In the data below, find every line that has the string "name", and copy it.

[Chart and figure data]
'''
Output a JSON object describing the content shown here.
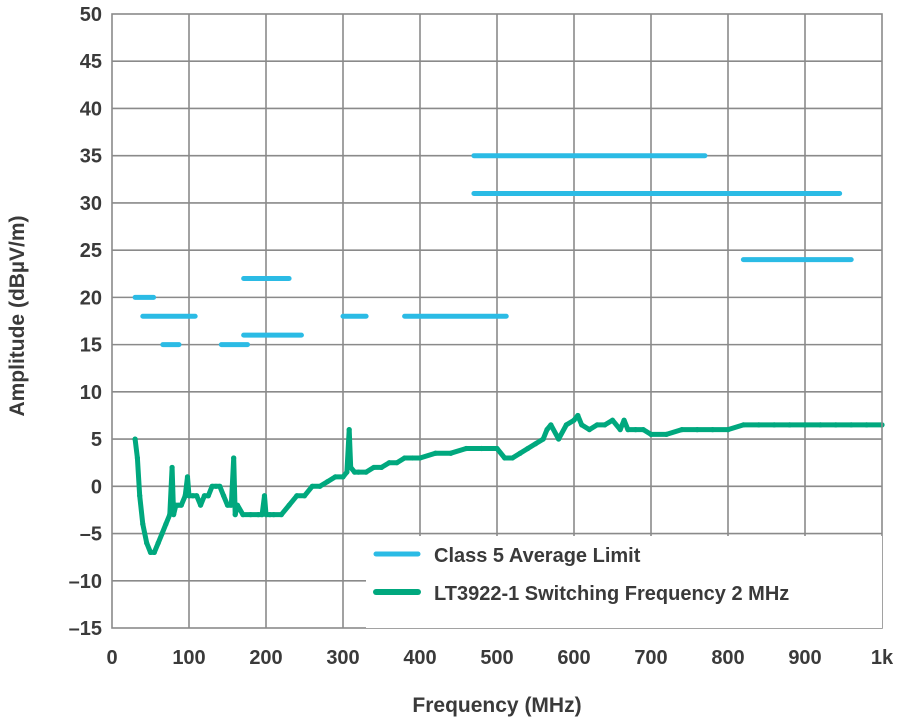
{
  "chart_data": {
    "type": "line",
    "title": "",
    "xlabel": "Frequency (MHz)",
    "ylabel": "Amplitude (dBµV/m)",
    "xlim": [
      0,
      1000
    ],
    "ylim": [
      -15,
      50
    ],
    "grid": true,
    "legend_position": "bottom-right",
    "x_ticks": [
      {
        "value": 0,
        "label": "0"
      },
      {
        "value": 100,
        "label": "100"
      },
      {
        "value": 200,
        "label": "200"
      },
      {
        "value": 300,
        "label": "300"
      },
      {
        "value": 400,
        "label": "400"
      },
      {
        "value": 500,
        "label": "500"
      },
      {
        "value": 600,
        "label": "600"
      },
      {
        "value": 700,
        "label": "700"
      },
      {
        "value": 800,
        "label": "800"
      },
      {
        "value": 900,
        "label": "900"
      },
      {
        "value": 1000,
        "label": "1k"
      }
    ],
    "y_ticks": [
      {
        "value": 50,
        "label": "50"
      },
      {
        "value": 45,
        "label": "45"
      },
      {
        "value": 40,
        "label": "40"
      },
      {
        "value": 35,
        "label": "35"
      },
      {
        "value": 30,
        "label": "30"
      },
      {
        "value": 25,
        "label": "25"
      },
      {
        "value": 20,
        "label": "20"
      },
      {
        "value": 15,
        "label": "15"
      },
      {
        "value": 10,
        "label": "10"
      },
      {
        "value": 5,
        "label": "5"
      },
      {
        "value": 0,
        "label": "0"
      },
      {
        "value": -5,
        "label": "–5"
      },
      {
        "value": -10,
        "label": "–10"
      },
      {
        "value": -15,
        "label": "–15"
      }
    ],
    "series": [
      {
        "name": "Class 5 Average Limit",
        "color": "#2bbbe5",
        "segments": [
          {
            "x": [
              30,
              54
            ],
            "y": 20
          },
          {
            "x": [
              40,
              108
            ],
            "y": 18
          },
          {
            "x": [
              66,
              87
            ],
            "y": 15
          },
          {
            "x": [
              142,
              176
            ],
            "y": 15
          },
          {
            "x": [
              171,
              246
            ],
            "y": 16
          },
          {
            "x": [
              171,
              230
            ],
            "y": 22
          },
          {
            "x": [
              300,
              330
            ],
            "y": 18
          },
          {
            "x": [
              380,
              512
            ],
            "y": 18
          },
          {
            "x": [
              470,
              770
            ],
            "y": 35
          },
          {
            "x": [
              470,
              945
            ],
            "y": 31
          },
          {
            "x": [
              820,
              960
            ],
            "y": 24
          }
        ]
      },
      {
        "name": "LT3922-1 Switching Frequency 2 MHz",
        "color": "#00a87e",
        "x": [
          30,
          33,
          36,
          40,
          45,
          50,
          55,
          60,
          65,
          70,
          75,
          78,
          80,
          83,
          86,
          90,
          95,
          98,
          100,
          105,
          110,
          115,
          120,
          125,
          130,
          135,
          140,
          145,
          150,
          155,
          158,
          160,
          163,
          170,
          180,
          190,
          195,
          198,
          200,
          205,
          210,
          220,
          230,
          240,
          250,
          260,
          270,
          280,
          290,
          300,
          305,
          308,
          310,
          315,
          320,
          330,
          340,
          350,
          360,
          370,
          380,
          390,
          400,
          420,
          440,
          460,
          480,
          500,
          510,
          520,
          530,
          540,
          550,
          560,
          565,
          570,
          580,
          590,
          600,
          605,
          610,
          620,
          630,
          640,
          650,
          660,
          665,
          670,
          680,
          690,
          700,
          720,
          740,
          760,
          780,
          800,
          820,
          840,
          860,
          880,
          900,
          920,
          940,
          960,
          980,
          1000
        ],
        "y": [
          5,
          3,
          -1,
          -4,
          -6,
          -7,
          -7,
          -6,
          -5,
          -4,
          -3,
          2,
          -3,
          -2,
          -2,
          -2,
          -1,
          1,
          -1,
          -1,
          -1,
          -2,
          -1,
          -1,
          0,
          0,
          0,
          -1,
          -2,
          -2,
          3,
          -3,
          -2,
          -3,
          -3,
          -3,
          -3,
          -1,
          -3,
          -3,
          -3,
          -3,
          -2,
          -1,
          -1,
          0,
          0,
          0.5,
          1,
          1,
          1.5,
          6,
          2,
          1.5,
          1.5,
          1.5,
          2,
          2,
          2.5,
          2.5,
          3,
          3,
          3,
          3.5,
          3.5,
          4,
          4,
          4,
          3,
          3,
          3.5,
          4,
          4.5,
          5,
          6,
          6.5,
          5,
          6.5,
          7,
          7.5,
          6.5,
          6,
          6.5,
          6.5,
          7,
          6,
          7,
          6,
          6,
          6,
          5.5,
          5.5,
          6,
          6,
          6,
          6,
          6.5,
          6.5,
          6.5,
          6.5,
          6.5,
          6.5,
          6.5,
          6.5,
          6.5,
          6.5
        ]
      }
    ]
  }
}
'''
_RESPONSE TO THIS EXERCISE_.
        "name": "Class 5 Average Limit",
        "name": "LT3922-1 Switching Frequency 2 MHz",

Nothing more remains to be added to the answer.